[WRITTEN PROBLEM] Count only the lines of the records that hold "from", then give the number without any other words.

BEGIN INPUT DATA

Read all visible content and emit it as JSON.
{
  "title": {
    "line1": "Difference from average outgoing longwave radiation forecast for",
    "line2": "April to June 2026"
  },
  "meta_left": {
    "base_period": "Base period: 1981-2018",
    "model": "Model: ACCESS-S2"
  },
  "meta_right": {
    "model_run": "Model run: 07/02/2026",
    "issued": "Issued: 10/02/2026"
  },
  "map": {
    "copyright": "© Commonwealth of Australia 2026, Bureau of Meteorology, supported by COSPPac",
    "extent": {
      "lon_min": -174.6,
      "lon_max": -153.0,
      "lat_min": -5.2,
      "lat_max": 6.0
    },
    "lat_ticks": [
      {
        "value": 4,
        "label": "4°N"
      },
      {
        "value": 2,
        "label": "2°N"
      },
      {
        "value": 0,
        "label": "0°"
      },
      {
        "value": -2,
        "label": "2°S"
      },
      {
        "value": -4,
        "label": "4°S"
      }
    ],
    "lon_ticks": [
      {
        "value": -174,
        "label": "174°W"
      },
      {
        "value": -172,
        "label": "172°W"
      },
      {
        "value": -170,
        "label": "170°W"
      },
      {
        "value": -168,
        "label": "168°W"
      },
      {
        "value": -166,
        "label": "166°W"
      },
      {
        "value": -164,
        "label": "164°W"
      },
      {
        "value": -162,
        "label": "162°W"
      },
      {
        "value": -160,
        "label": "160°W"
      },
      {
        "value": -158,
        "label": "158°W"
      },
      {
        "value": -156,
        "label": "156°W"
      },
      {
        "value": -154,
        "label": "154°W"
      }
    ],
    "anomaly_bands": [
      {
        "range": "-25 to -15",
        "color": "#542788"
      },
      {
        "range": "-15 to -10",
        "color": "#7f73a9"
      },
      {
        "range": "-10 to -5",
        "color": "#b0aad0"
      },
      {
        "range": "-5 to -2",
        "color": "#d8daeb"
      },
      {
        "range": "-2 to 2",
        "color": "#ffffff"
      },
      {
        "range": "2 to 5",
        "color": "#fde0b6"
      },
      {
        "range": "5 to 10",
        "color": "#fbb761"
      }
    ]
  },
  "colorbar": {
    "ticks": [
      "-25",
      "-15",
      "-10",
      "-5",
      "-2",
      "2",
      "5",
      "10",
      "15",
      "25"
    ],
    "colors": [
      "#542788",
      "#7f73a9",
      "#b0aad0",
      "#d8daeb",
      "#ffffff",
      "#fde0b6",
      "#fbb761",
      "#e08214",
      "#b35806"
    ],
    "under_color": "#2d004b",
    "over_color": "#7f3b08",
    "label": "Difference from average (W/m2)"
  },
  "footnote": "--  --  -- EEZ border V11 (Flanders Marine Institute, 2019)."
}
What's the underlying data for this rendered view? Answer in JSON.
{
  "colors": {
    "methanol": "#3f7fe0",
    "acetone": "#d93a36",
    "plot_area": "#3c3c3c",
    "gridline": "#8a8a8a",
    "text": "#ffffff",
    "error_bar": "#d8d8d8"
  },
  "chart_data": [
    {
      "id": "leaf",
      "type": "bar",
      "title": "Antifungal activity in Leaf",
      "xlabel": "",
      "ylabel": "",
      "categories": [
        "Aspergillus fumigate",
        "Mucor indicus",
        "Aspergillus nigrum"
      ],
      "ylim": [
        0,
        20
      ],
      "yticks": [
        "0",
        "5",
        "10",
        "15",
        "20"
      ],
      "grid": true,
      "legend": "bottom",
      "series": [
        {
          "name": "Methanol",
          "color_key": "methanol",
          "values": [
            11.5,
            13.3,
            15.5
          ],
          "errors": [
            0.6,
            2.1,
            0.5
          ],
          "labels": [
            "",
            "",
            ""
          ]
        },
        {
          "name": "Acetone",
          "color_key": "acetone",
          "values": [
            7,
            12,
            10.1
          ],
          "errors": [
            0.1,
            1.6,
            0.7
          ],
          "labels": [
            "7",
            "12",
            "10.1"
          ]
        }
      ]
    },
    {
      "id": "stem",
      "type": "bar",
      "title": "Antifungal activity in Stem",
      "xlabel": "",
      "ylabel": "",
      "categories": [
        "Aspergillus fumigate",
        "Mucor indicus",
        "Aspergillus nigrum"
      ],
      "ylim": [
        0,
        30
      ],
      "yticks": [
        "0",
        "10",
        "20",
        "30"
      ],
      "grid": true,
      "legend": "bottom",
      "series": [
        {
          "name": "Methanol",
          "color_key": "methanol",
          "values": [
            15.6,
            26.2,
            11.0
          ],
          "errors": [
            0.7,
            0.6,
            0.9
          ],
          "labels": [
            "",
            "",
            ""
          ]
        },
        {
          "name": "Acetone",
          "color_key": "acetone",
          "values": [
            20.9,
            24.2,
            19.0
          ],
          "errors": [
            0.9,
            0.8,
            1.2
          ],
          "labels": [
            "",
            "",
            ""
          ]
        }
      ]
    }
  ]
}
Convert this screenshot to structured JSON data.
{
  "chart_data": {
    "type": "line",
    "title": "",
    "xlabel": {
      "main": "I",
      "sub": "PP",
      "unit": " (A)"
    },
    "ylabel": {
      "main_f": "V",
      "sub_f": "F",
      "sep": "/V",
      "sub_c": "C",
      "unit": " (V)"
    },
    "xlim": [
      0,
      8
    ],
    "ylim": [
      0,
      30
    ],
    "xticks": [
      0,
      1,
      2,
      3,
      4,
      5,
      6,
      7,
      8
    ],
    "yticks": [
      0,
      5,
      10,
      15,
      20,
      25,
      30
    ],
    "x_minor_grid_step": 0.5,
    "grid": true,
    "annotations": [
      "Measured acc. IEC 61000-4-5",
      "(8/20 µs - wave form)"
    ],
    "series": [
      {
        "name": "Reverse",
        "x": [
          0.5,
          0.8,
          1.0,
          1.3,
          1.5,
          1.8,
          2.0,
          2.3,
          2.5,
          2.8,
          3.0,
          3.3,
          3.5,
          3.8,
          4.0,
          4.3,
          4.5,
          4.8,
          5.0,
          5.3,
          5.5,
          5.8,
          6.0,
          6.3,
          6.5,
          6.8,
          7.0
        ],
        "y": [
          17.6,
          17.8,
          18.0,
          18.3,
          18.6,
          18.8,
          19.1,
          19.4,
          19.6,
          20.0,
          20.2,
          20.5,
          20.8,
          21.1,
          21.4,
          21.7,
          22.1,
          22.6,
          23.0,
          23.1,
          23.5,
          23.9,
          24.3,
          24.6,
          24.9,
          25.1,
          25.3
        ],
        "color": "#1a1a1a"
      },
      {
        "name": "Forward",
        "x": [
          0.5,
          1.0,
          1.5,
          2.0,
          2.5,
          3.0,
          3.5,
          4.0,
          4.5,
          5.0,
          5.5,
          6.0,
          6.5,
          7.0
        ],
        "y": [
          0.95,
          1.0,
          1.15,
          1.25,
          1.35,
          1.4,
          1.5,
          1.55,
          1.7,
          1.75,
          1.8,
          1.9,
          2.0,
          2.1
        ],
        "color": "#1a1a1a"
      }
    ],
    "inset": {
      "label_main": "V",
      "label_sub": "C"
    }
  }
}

END INPUT DATA

[OUTPUT] 2